**Exercise**
Exclude the pictures and retype the entries as written.

**Provided information**

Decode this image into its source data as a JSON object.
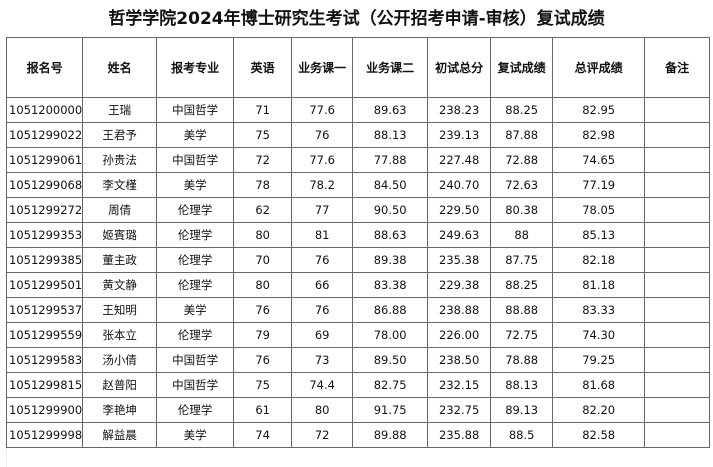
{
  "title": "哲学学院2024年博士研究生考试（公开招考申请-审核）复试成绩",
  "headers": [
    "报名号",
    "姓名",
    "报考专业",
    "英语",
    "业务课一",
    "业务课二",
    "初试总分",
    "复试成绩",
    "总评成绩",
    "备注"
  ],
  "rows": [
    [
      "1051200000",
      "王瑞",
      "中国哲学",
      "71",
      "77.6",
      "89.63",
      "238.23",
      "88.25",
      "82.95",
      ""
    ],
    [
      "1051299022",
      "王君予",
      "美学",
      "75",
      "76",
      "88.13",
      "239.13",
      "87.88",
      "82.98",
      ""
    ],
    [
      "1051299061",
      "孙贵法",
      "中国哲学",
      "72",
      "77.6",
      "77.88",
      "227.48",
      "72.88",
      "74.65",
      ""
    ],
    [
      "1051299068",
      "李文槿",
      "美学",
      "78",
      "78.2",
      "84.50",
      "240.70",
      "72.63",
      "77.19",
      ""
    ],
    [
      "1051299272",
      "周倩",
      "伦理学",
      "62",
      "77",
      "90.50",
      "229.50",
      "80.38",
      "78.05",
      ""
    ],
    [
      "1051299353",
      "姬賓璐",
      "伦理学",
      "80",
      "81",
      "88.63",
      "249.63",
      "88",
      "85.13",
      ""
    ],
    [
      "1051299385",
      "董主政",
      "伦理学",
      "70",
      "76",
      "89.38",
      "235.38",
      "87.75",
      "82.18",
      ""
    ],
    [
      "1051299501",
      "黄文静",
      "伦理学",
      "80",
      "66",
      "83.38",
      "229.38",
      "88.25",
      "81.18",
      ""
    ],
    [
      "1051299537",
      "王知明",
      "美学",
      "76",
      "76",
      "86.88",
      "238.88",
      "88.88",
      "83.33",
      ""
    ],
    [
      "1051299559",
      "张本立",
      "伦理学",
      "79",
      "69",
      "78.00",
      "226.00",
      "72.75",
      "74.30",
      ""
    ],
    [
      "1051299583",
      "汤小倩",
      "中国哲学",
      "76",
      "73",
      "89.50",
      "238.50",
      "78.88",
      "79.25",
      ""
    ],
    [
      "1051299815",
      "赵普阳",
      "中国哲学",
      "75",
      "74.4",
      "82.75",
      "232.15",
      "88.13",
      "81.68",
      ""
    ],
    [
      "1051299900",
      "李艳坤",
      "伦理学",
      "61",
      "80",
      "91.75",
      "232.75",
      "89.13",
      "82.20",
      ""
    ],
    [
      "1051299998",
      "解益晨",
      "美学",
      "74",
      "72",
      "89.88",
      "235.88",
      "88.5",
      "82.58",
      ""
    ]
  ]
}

**Worked solution**
Decode this image into its source data as a JSON object.
{
  "title": "哲学学院2024年博士研究生考试（公开招考申请-审核）复试成绩",
  "headers": [
    "报名号",
    "姓名",
    "报考专业",
    "英语",
    "业务课一",
    "业务课二",
    "初试总分",
    "复试成绩",
    "总评成绩",
    "备注"
  ],
  "rows": [
    [
      "1051200000",
      "王瑞",
      "中国哲学",
      "71",
      "77.6",
      "89.63",
      "238.23",
      "88.25",
      "82.95",
      ""
    ],
    [
      "1051299022",
      "王君予",
      "美学",
      "75",
      "76",
      "88.13",
      "239.13",
      "87.88",
      "82.98",
      ""
    ],
    [
      "1051299061",
      "孙贵法",
      "中国哲学",
      "72",
      "77.6",
      "77.88",
      "227.48",
      "72.88",
      "74.65",
      ""
    ],
    [
      "1051299068",
      "李文槿",
      "美学",
      "78",
      "78.2",
      "84.50",
      "240.70",
      "72.63",
      "77.19",
      ""
    ],
    [
      "1051299272",
      "周倩",
      "伦理学",
      "62",
      "77",
      "90.50",
      "229.50",
      "80.38",
      "78.05",
      ""
    ],
    [
      "1051299353",
      "姬賓璐",
      "伦理学",
      "80",
      "81",
      "88.63",
      "249.63",
      "88",
      "85.13",
      ""
    ],
    [
      "1051299385",
      "董主政",
      "伦理学",
      "70",
      "76",
      "89.38",
      "235.38",
      "87.75",
      "82.18",
      ""
    ],
    [
      "1051299501",
      "黄文静",
      "伦理学",
      "80",
      "66",
      "83.38",
      "229.38",
      "88.25",
      "81.18",
      ""
    ],
    [
      "1051299537",
      "王知明",
      "美学",
      "76",
      "76",
      "86.88",
      "238.88",
      "88.88",
      "83.33",
      ""
    ],
    [
      "1051299559",
      "张本立",
      "伦理学",
      "79",
      "69",
      "78.00",
      "226.00",
      "72.75",
      "74.30",
      ""
    ],
    [
      "1051299583",
      "汤小倩",
      "中国哲学",
      "76",
      "73",
      "89.50",
      "238.50",
      "78.88",
      "79.25",
      ""
    ],
    [
      "1051299815",
      "赵普阳",
      "中国哲学",
      "75",
      "74.4",
      "82.75",
      "232.15",
      "88.13",
      "81.68",
      ""
    ],
    [
      "1051299900",
      "李艳坤",
      "伦理学",
      "61",
      "80",
      "91.75",
      "232.75",
      "89.13",
      "82.20",
      ""
    ],
    [
      "1051299998",
      "解益晨",
      "美学",
      "74",
      "72",
      "89.88",
      "235.88",
      "88.5",
      "82.58",
      ""
    ]
  ]
}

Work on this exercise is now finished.